_Problem to solve:_
Reproduce the listing below exactly, minus its pictures.

_Extracted entries:_
◆ ◆ ◆ ◆
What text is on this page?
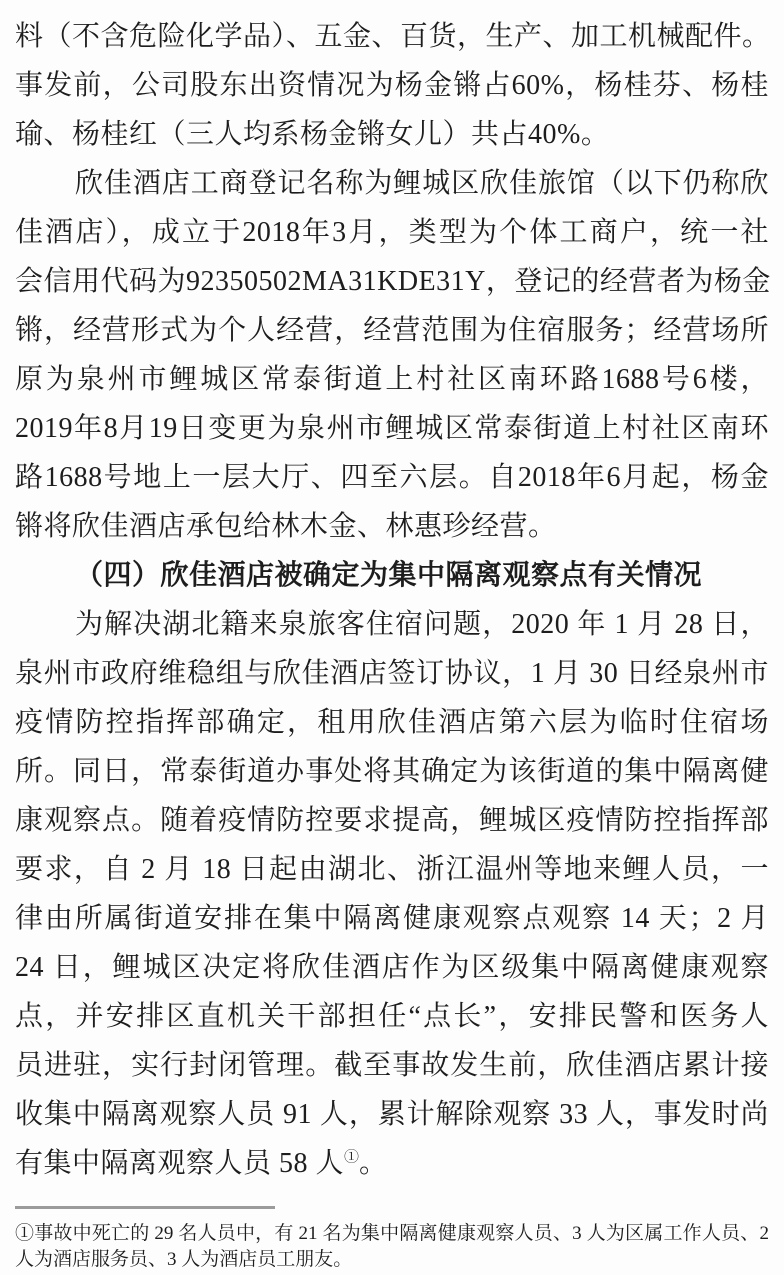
料（不含危险化学品）、五金、百货，生产、加工机械配件。
事发前，公司股东出资情况为杨金锵占60%，杨桂芬、杨桂
瑜、杨桂红（三人均系杨金锵女儿）共占40%。
欣佳酒店工商登记名称为鲤城区欣佳旅馆（以下仍称欣
佳酒店），成立于2018年3月，类型为个体工商户，统一社
会信用代码为92350502MA31KDE31Y，登记的经营者为杨金
锵，经营形式为个人经营，经营范围为住宿服务；经营场所
原为泉州市鲤城区常泰街道上村社区南环路1688号6楼，
2019年8月19日变更为泉州市鲤城区常泰街道上村社区南环
路1688号地上一层大厅、四至六层。自2018年6月起，杨金
锵将欣佳酒店承包给林木金、林惠珍经营。
（四）欣佳酒店被确定为集中隔离观察点有关情况
为解决湖北籍来泉旅客住宿问题，2020 年 1 月 28 日，
泉州市政府维稳组与欣佳酒店签订协议，1 月 30 日经泉州市
疫情防控指挥部确定，租用欣佳酒店第六层为临时住宿场
所。同日，常泰街道办事处将其确定为该街道的集中隔离健
康观察点。随着疫情防控要求提高，鲤城区疫情防控指挥部
要求，自 2 月 18 日起由湖北、浙江温州等地来鲤人员，一
律由所属街道安排在集中隔离健康观察点观察 14 天；2 月
24 日，鲤城区决定将欣佳酒店作为区级集中隔离健康观察
点，并安排区直机关干部担任“点长”，安排民警和医务人
员进驻，实行封闭管理。截至事故发生前，欣佳酒店累计接
收集中隔离观察人员 91 人，累计解除观察 33 人，事发时尚
有集中隔离观察人员 58 人①。
①事故中死亡的 29 名人员中，有 21 名为集中隔离健康观察人员、3 人为区属工作人员、2
人为酒店服务员、3 人为酒店员工朋友。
◆ ◆ ◆ ◆
_Full response:_
What text is on this page?
料（不含危险化学品）、五金、百货，生产、加工机械配件。
事发前，公司股东出资情况为杨金锵占60%，杨桂芬、杨桂
瑜、杨桂红（三人均系杨金锵女儿）共占40%。
欣佳酒店工商登记名称为鲤城区欣佳旅馆（以下仍称欣
佳酒店），成立于2018年3月，类型为个体工商户，统一社
会信用代码为92350502MA31KDE31Y，登记的经营者为杨金
锵，经营形式为个人经营，经营范围为住宿服务；经营场所
原为泉州市鲤城区常泰街道上村社区南环路1688号6楼，
2019年8月19日变更为泉州市鲤城区常泰街道上村社区南环
路1688号地上一层大厅、四至六层。自2018年6月起，杨金
锵将欣佳酒店承包给林木金、林惠珍经营。
（四）欣佳酒店被确定为集中隔离观察点有关情况
为解决湖北籍来泉旅客住宿问题，2020 年 1 月 28 日，
泉州市政府维稳组与欣佳酒店签订协议，1 月 30 日经泉州市
疫情防控指挥部确定，租用欣佳酒店第六层为临时住宿场
所。同日，常泰街道办事处将其确定为该街道的集中隔离健
康观察点。随着疫情防控要求提高，鲤城区疫情防控指挥部
要求，自 2 月 18 日起由湖北、浙江温州等地来鲤人员，一
律由所属街道安排在集中隔离健康观察点观察 14 天；2 月
24 日，鲤城区决定将欣佳酒店作为区级集中隔离健康观察
点，并安排区直机关干部担任“点长”，安排民警和医务人
员进驻，实行封闭管理。截至事故发生前，欣佳酒店累计接
收集中隔离观察人员 91 人，累计解除观察 33 人，事发时尚
有集中隔离观察人员 58 人①。
①事故中死亡的 29 名人员中，有 21 名为集中隔离健康观察人员、3 人为区属工作人员、2
人为酒店服务员、3 人为酒店员工朋友。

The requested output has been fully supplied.